Goal: List each line of the data in which the string "name" appears.

Records supplied:
════════

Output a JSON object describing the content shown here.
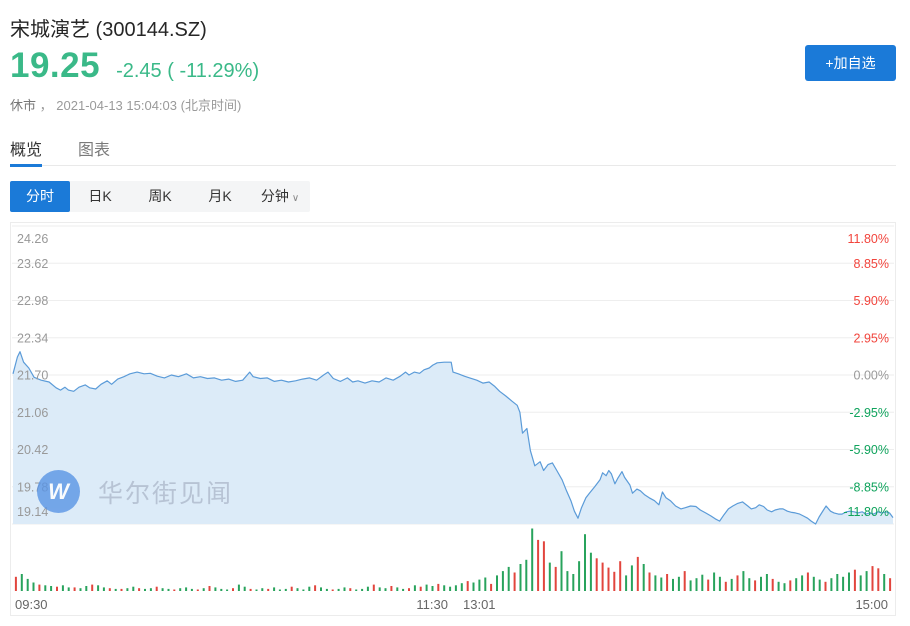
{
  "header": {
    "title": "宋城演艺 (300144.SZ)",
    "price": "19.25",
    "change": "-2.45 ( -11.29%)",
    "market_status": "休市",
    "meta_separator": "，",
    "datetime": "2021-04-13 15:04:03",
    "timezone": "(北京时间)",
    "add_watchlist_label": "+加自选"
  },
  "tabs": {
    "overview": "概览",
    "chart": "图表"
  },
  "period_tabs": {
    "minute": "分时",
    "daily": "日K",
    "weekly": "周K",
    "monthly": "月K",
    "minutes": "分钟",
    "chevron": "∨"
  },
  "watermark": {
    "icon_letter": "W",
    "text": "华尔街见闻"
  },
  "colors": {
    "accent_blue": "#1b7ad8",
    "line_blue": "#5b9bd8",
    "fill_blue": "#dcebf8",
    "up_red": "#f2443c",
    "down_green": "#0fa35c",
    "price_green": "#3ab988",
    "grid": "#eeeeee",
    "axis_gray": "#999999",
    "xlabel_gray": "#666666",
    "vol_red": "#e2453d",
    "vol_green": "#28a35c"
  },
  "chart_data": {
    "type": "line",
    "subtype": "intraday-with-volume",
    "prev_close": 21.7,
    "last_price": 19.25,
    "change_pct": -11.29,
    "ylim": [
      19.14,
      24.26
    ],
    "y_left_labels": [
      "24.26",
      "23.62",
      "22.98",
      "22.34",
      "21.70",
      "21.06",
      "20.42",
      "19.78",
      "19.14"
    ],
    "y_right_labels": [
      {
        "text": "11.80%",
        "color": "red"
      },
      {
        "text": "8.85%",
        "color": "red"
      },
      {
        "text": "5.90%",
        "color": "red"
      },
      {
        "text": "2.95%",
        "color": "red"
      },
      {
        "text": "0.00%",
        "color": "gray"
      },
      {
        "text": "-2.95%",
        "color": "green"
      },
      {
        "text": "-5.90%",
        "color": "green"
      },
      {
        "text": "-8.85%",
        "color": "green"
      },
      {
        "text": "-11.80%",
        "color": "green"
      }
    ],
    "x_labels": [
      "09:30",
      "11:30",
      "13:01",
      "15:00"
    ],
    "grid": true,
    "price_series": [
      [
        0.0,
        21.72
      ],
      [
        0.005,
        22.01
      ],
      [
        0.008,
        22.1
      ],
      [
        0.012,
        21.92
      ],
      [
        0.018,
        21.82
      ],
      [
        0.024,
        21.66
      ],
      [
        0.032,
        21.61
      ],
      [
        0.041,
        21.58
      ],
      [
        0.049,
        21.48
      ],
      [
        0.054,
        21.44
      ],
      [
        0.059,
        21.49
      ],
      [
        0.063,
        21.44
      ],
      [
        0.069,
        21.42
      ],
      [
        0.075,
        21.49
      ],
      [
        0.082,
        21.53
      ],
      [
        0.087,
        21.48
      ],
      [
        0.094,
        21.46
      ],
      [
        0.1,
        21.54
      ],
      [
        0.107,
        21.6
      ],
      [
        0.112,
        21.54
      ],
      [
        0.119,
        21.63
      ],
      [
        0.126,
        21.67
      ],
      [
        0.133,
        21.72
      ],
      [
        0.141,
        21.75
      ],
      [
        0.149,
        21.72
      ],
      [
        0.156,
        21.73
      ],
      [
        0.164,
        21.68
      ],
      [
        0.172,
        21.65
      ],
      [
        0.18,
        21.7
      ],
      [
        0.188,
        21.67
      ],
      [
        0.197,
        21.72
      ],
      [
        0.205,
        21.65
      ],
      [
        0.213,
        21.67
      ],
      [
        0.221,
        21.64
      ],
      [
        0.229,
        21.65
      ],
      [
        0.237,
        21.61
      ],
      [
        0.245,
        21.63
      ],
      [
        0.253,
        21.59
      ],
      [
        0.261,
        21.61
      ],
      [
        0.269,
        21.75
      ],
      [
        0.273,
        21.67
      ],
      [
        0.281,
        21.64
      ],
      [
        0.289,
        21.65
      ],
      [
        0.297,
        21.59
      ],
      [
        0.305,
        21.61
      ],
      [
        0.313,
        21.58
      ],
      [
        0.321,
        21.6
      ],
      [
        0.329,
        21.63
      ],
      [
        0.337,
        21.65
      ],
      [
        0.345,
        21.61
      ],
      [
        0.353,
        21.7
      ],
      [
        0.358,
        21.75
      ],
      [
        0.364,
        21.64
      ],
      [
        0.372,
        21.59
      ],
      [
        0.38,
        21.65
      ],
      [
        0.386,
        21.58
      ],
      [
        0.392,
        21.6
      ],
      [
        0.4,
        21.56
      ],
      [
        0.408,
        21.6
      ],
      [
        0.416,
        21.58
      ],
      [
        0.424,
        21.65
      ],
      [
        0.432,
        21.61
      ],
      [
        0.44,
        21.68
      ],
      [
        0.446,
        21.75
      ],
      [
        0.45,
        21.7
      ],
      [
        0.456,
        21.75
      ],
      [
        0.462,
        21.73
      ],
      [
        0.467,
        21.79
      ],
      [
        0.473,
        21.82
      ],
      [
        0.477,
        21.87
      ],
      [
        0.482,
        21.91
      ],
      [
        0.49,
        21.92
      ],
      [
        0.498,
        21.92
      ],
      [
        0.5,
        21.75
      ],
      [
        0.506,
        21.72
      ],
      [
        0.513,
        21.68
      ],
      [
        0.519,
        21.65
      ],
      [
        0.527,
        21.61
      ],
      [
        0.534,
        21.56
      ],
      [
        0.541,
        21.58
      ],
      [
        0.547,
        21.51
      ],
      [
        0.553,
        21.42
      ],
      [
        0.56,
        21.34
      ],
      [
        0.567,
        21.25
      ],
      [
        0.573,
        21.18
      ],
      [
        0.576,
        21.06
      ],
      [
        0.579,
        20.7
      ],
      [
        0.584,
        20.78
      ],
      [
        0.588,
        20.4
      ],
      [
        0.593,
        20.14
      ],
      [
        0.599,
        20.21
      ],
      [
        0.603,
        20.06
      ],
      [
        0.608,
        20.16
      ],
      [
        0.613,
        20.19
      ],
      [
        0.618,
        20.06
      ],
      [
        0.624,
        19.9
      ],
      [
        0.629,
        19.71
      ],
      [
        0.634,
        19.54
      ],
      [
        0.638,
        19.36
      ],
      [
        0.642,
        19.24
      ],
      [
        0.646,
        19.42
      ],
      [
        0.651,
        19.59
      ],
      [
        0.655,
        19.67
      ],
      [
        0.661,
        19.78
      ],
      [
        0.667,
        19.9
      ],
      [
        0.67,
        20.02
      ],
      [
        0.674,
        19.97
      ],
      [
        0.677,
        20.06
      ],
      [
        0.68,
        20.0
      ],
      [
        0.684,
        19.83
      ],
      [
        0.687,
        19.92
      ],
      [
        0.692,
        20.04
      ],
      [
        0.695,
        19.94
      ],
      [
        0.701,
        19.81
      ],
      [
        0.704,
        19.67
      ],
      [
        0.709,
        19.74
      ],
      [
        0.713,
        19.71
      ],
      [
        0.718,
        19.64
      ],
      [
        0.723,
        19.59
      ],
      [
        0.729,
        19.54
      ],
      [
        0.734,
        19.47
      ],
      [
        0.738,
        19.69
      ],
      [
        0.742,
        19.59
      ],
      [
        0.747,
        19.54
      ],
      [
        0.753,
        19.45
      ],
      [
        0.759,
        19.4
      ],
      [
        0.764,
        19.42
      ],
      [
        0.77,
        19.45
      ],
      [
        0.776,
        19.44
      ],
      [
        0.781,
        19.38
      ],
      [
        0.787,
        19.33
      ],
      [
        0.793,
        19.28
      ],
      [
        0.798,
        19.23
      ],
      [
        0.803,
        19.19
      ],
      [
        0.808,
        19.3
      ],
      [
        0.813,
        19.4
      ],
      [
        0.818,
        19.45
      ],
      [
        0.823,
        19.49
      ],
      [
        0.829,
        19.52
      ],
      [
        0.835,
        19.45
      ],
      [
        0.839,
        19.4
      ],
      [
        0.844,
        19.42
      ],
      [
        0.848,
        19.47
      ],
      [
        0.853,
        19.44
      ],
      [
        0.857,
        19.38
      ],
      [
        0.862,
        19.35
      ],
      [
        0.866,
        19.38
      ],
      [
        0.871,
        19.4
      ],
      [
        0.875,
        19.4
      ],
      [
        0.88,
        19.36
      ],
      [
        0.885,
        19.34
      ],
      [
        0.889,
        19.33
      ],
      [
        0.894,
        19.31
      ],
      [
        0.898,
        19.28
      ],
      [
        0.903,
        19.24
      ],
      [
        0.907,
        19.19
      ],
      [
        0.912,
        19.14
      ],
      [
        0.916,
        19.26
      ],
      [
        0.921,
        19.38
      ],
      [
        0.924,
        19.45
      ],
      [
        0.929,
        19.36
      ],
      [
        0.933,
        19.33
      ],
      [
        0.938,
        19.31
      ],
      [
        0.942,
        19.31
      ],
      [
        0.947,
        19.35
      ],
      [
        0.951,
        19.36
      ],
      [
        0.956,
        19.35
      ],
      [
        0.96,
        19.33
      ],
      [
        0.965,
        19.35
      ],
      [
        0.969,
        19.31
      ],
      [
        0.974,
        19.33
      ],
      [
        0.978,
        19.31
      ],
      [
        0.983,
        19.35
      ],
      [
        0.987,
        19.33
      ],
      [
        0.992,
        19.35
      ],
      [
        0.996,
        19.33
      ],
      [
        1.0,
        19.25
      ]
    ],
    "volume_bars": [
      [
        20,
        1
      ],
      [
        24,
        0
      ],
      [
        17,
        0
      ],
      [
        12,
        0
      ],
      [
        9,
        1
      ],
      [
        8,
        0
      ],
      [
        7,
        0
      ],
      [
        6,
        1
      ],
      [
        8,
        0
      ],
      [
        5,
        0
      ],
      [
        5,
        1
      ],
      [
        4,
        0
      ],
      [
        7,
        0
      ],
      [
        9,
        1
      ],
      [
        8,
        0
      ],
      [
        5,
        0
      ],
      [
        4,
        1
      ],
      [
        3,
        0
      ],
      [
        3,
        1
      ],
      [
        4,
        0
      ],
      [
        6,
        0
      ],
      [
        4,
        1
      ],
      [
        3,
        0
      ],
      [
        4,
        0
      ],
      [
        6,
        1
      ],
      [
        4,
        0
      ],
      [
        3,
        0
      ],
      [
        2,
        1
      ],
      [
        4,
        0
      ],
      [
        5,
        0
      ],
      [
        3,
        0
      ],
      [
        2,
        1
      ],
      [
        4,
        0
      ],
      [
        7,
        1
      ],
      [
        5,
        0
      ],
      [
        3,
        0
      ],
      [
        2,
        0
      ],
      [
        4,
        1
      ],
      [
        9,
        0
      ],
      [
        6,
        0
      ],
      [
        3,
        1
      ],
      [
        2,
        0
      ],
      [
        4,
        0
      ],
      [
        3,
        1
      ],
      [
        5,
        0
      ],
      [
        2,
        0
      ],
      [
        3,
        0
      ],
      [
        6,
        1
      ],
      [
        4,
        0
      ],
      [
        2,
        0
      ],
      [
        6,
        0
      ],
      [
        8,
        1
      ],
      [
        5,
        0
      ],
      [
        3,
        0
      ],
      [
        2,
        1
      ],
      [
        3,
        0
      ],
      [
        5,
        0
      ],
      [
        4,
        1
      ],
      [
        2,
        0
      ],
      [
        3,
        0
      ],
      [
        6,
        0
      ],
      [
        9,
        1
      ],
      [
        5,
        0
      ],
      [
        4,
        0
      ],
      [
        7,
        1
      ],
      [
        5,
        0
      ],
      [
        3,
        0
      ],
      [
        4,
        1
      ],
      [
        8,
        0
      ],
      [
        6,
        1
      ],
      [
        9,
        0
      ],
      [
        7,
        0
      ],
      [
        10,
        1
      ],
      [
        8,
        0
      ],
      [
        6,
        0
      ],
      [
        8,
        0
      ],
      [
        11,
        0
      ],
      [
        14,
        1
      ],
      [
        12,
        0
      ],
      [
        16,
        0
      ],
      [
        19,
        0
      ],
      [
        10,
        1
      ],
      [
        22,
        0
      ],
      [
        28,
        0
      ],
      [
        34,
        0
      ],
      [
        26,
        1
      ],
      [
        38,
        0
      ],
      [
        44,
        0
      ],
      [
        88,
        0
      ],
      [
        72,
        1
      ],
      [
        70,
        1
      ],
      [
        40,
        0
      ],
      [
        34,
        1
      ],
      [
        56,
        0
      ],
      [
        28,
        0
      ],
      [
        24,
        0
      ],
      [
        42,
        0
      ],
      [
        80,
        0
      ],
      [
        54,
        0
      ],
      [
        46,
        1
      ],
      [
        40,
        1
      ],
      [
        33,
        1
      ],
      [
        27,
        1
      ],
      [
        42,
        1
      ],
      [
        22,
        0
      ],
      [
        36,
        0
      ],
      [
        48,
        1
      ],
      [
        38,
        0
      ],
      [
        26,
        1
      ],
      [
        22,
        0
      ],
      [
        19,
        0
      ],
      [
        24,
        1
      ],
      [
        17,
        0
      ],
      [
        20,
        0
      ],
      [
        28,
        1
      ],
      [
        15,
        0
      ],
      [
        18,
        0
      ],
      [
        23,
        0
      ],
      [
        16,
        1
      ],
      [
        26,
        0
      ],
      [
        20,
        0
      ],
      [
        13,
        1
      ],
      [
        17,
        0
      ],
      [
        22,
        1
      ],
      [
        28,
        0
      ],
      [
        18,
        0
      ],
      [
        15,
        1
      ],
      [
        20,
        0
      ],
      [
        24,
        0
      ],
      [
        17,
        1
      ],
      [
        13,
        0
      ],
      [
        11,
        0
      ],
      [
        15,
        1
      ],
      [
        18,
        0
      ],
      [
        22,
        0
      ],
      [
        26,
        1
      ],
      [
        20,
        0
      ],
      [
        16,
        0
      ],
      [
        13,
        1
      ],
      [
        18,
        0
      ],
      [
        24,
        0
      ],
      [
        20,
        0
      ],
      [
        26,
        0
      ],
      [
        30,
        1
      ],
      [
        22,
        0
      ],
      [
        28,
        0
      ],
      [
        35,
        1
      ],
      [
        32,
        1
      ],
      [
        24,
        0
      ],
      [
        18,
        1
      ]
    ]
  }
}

════════

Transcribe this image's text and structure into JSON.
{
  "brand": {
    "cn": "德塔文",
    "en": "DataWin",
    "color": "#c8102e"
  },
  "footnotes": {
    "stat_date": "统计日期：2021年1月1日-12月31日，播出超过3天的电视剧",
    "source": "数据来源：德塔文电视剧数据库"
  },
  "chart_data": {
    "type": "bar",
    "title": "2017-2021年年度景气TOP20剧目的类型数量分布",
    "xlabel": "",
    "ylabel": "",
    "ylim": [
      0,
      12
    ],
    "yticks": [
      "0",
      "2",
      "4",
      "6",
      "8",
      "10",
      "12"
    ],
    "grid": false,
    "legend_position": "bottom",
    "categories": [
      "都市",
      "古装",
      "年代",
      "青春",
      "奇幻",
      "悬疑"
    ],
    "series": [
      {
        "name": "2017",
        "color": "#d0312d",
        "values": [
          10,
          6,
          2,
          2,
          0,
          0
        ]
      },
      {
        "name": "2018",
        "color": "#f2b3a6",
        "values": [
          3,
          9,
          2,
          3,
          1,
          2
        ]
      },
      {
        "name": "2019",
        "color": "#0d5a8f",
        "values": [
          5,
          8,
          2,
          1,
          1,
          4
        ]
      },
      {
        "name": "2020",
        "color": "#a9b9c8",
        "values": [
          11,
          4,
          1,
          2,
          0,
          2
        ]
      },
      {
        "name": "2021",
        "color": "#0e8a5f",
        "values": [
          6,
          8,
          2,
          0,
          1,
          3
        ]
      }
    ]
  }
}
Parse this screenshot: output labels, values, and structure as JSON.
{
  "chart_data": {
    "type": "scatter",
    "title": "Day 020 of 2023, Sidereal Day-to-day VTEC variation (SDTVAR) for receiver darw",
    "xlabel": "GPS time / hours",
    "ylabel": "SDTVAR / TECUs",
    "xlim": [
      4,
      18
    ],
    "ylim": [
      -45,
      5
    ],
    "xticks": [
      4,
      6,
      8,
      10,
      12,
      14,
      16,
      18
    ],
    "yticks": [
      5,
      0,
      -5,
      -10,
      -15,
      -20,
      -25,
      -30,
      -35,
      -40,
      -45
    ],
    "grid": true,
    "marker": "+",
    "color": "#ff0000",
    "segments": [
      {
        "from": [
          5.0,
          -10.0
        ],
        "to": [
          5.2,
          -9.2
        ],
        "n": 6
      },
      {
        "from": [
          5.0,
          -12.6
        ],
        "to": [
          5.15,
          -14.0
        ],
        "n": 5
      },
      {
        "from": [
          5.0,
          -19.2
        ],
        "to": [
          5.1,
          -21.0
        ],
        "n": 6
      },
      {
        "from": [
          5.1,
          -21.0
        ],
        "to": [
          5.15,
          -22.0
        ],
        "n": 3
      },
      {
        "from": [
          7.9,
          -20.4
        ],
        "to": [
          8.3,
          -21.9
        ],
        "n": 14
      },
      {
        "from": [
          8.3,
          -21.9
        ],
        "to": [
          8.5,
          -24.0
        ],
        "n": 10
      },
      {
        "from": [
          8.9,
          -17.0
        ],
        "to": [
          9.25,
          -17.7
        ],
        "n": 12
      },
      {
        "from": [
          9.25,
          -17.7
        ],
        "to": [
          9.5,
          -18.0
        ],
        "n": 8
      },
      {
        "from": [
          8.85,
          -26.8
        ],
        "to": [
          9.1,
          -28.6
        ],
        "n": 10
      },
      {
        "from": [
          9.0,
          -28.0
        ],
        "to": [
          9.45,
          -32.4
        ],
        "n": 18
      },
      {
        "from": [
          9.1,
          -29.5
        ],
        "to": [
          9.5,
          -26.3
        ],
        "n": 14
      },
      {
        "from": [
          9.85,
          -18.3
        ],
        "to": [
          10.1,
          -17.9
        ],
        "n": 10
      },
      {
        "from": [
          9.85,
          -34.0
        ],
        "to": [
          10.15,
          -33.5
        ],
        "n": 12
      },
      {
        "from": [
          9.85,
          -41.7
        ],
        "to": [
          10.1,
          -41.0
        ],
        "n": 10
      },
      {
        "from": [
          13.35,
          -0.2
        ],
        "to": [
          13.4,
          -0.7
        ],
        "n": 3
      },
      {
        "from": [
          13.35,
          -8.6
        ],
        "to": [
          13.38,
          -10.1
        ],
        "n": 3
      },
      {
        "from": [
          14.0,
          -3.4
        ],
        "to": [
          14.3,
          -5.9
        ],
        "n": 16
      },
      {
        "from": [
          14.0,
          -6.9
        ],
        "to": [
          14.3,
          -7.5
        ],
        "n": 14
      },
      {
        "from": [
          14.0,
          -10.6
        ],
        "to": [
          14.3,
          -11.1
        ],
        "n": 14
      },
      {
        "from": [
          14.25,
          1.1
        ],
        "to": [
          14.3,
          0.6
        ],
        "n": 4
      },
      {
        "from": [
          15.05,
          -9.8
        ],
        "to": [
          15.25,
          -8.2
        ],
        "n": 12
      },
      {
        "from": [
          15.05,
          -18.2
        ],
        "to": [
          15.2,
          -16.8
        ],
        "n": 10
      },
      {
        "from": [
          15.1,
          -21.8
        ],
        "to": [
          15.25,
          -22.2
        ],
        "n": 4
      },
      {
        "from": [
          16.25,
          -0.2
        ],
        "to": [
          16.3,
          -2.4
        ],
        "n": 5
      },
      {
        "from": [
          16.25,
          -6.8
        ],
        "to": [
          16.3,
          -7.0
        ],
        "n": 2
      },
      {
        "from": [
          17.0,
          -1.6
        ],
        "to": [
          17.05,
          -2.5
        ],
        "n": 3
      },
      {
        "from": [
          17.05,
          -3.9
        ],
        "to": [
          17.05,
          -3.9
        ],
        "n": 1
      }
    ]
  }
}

════════

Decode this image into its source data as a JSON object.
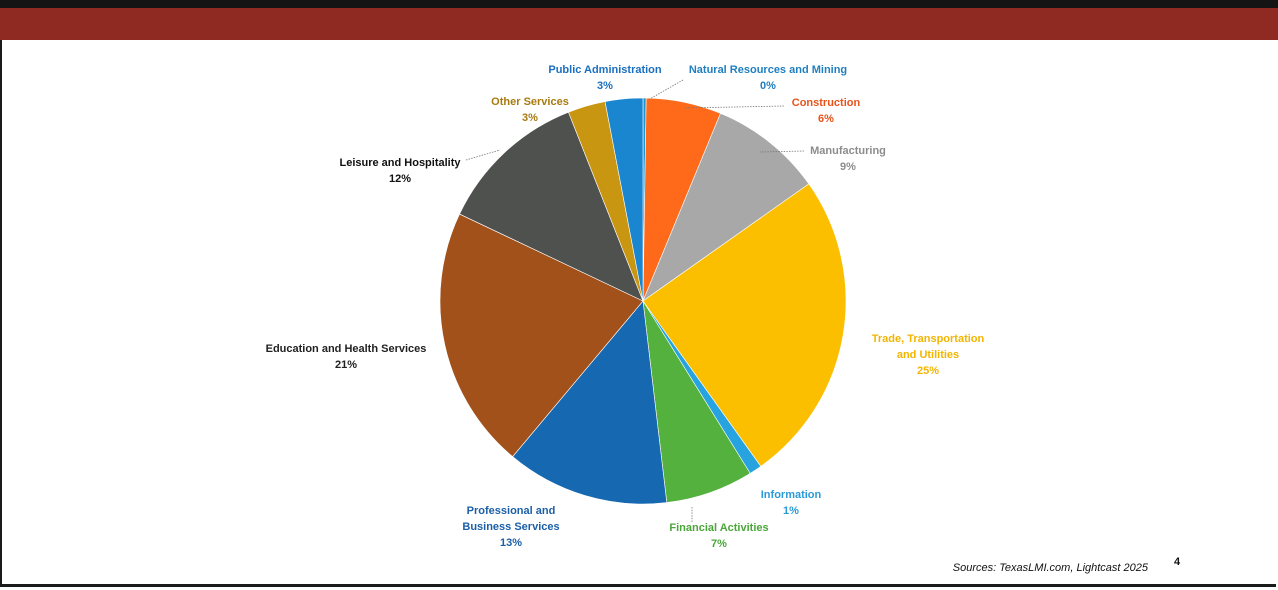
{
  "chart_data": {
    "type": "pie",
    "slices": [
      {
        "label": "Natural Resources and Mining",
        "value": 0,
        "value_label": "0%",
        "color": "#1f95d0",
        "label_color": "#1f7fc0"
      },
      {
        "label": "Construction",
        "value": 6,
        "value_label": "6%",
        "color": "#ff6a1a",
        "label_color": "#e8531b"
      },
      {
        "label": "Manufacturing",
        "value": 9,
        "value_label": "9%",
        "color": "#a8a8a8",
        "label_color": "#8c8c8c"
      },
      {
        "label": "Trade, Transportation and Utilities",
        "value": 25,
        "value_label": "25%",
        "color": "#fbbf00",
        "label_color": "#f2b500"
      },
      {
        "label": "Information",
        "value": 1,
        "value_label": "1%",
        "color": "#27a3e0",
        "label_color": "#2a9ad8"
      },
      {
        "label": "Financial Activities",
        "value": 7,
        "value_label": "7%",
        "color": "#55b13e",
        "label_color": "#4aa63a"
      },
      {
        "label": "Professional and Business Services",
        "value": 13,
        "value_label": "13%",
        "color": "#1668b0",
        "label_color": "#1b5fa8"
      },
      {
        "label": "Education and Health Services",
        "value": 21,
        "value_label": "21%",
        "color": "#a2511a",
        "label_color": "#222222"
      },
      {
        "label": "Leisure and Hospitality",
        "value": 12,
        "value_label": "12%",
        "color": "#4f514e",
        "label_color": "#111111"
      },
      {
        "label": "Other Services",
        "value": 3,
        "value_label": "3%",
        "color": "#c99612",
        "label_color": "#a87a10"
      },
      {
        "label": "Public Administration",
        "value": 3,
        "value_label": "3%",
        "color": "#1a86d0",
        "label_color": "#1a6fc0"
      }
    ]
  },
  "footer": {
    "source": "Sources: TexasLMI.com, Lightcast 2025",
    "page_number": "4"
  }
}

════════

Finished task:
        "name": "2017",
        "name": "2018",
        "name": "2019",
        "name": "2020",
        "name": "2021",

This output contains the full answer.